◆ DESCRIPTION OF THE TASK ◆
Write out each record below exactly as it appears, with no pictures.

▬▬▬▬▬▬▬▬▬▬

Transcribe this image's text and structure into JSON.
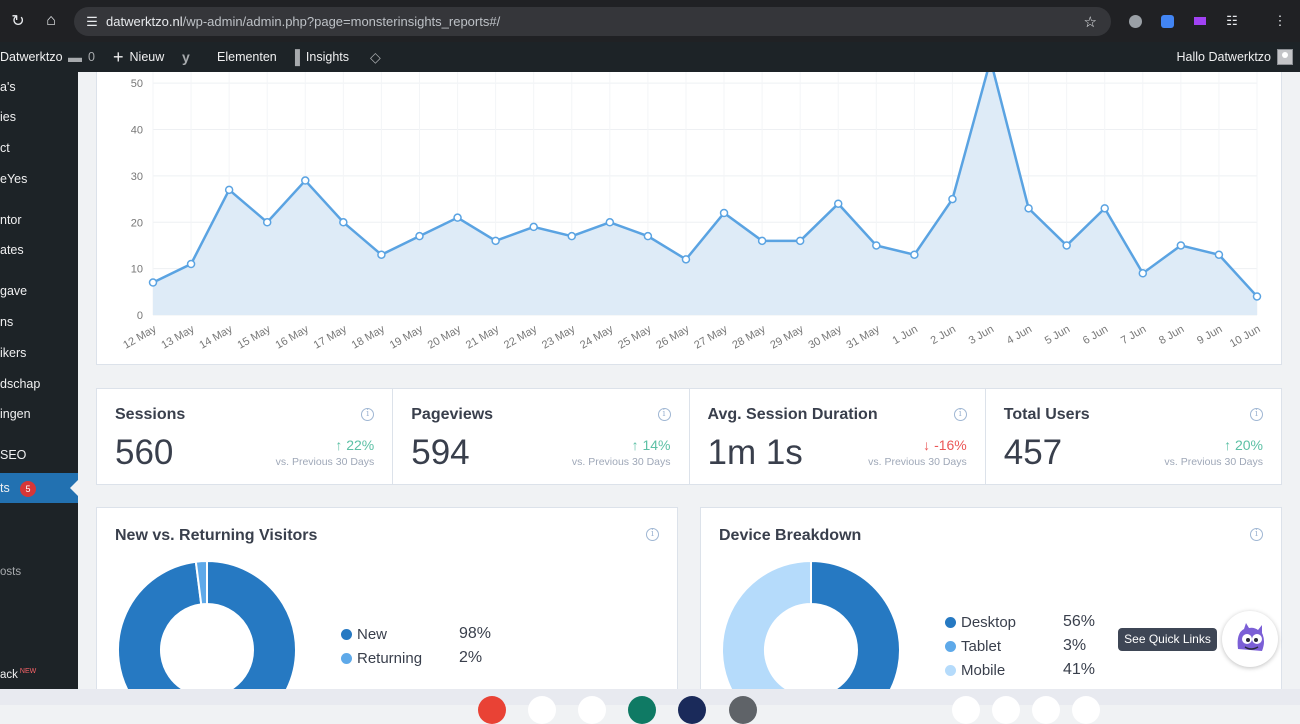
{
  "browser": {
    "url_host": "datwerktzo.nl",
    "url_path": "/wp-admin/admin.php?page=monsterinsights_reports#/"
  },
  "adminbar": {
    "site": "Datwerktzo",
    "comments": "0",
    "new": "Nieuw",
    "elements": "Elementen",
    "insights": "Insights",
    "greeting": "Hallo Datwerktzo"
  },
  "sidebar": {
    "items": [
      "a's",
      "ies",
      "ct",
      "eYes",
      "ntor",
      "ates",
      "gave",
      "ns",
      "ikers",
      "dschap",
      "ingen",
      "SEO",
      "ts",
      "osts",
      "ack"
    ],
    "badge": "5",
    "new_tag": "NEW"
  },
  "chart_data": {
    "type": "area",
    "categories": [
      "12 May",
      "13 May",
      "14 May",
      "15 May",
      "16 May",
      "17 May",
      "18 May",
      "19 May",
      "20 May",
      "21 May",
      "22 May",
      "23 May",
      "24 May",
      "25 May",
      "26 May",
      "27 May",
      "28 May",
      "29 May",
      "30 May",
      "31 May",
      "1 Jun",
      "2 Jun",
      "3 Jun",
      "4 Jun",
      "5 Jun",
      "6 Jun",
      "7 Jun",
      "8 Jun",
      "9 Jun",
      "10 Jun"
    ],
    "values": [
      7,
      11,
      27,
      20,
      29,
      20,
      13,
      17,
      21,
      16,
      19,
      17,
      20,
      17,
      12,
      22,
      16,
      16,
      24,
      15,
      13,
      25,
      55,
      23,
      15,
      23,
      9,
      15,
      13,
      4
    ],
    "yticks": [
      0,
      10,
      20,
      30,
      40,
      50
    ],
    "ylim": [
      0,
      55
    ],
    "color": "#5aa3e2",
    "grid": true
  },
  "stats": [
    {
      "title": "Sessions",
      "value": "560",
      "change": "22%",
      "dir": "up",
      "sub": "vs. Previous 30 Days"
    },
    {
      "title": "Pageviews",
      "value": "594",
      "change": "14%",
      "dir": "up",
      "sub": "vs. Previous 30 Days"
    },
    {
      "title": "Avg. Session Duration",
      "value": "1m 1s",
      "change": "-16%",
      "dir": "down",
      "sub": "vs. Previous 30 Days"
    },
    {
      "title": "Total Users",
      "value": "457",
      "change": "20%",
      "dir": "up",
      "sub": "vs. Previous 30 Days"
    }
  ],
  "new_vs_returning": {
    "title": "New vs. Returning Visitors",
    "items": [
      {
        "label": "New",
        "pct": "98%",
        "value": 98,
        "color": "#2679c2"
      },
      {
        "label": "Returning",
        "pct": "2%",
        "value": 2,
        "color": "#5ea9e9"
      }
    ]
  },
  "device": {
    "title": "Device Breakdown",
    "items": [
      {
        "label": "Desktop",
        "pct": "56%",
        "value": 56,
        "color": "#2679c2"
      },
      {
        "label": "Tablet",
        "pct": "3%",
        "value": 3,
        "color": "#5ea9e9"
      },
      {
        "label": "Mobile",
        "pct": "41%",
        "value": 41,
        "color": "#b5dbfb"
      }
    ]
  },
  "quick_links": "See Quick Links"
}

▬▬▬▬▬▬▬▬▬▬

◆ ANSWER FOR THE TASK ◆
Transcribe this image's text and structure into JSON.
{
  "browser": {
    "url_host": "datwerktzo.nl",
    "url_path": "/wp-admin/admin.php?page=monsterinsights_reports#/"
  },
  "adminbar": {
    "site": "Datwerktzo",
    "comments": "0",
    "new": "Nieuw",
    "elements": "Elementen",
    "insights": "Insights",
    "greeting": "Hallo Datwerktzo"
  },
  "sidebar": {
    "items": [
      "a's",
      "ies",
      "ct",
      "eYes",
      "ntor",
      "ates",
      "gave",
      "ns",
      "ikers",
      "dschap",
      "ingen",
      "SEO",
      "ts",
      "osts",
      "ack"
    ],
    "badge": "5",
    "new_tag": "NEW"
  },
  "chart_data": {
    "type": "area",
    "categories": [
      "12 May",
      "13 May",
      "14 May",
      "15 May",
      "16 May",
      "17 May",
      "18 May",
      "19 May",
      "20 May",
      "21 May",
      "22 May",
      "23 May",
      "24 May",
      "25 May",
      "26 May",
      "27 May",
      "28 May",
      "29 May",
      "30 May",
      "31 May",
      "1 Jun",
      "2 Jun",
      "3 Jun",
      "4 Jun",
      "5 Jun",
      "6 Jun",
      "7 Jun",
      "8 Jun",
      "9 Jun",
      "10 Jun"
    ],
    "values": [
      7,
      11,
      27,
      20,
      29,
      20,
      13,
      17,
      21,
      16,
      19,
      17,
      20,
      17,
      12,
      22,
      16,
      16,
      24,
      15,
      13,
      25,
      55,
      23,
      15,
      23,
      9,
      15,
      13,
      4
    ],
    "yticks": [
      0,
      10,
      20,
      30,
      40,
      50
    ],
    "ylim": [
      0,
      55
    ],
    "color": "#5aa3e2",
    "grid": true
  },
  "stats": [
    {
      "title": "Sessions",
      "value": "560",
      "change": "22%",
      "dir": "up",
      "sub": "vs. Previous 30 Days"
    },
    {
      "title": "Pageviews",
      "value": "594",
      "change": "14%",
      "dir": "up",
      "sub": "vs. Previous 30 Days"
    },
    {
      "title": "Avg. Session Duration",
      "value": "1m 1s",
      "change": "-16%",
      "dir": "down",
      "sub": "vs. Previous 30 Days"
    },
    {
      "title": "Total Users",
      "value": "457",
      "change": "20%",
      "dir": "up",
      "sub": "vs. Previous 30 Days"
    }
  ],
  "new_vs_returning": {
    "title": "New vs. Returning Visitors",
    "items": [
      {
        "label": "New",
        "pct": "98%",
        "value": 98,
        "color": "#2679c2"
      },
      {
        "label": "Returning",
        "pct": "2%",
        "value": 2,
        "color": "#5ea9e9"
      }
    ]
  },
  "device": {
    "title": "Device Breakdown",
    "items": [
      {
        "label": "Desktop",
        "pct": "56%",
        "value": 56,
        "color": "#2679c2"
      },
      {
        "label": "Tablet",
        "pct": "3%",
        "value": 3,
        "color": "#5ea9e9"
      },
      {
        "label": "Mobile",
        "pct": "41%",
        "value": 41,
        "color": "#b5dbfb"
      }
    ]
  },
  "quick_links": "See Quick Links"
}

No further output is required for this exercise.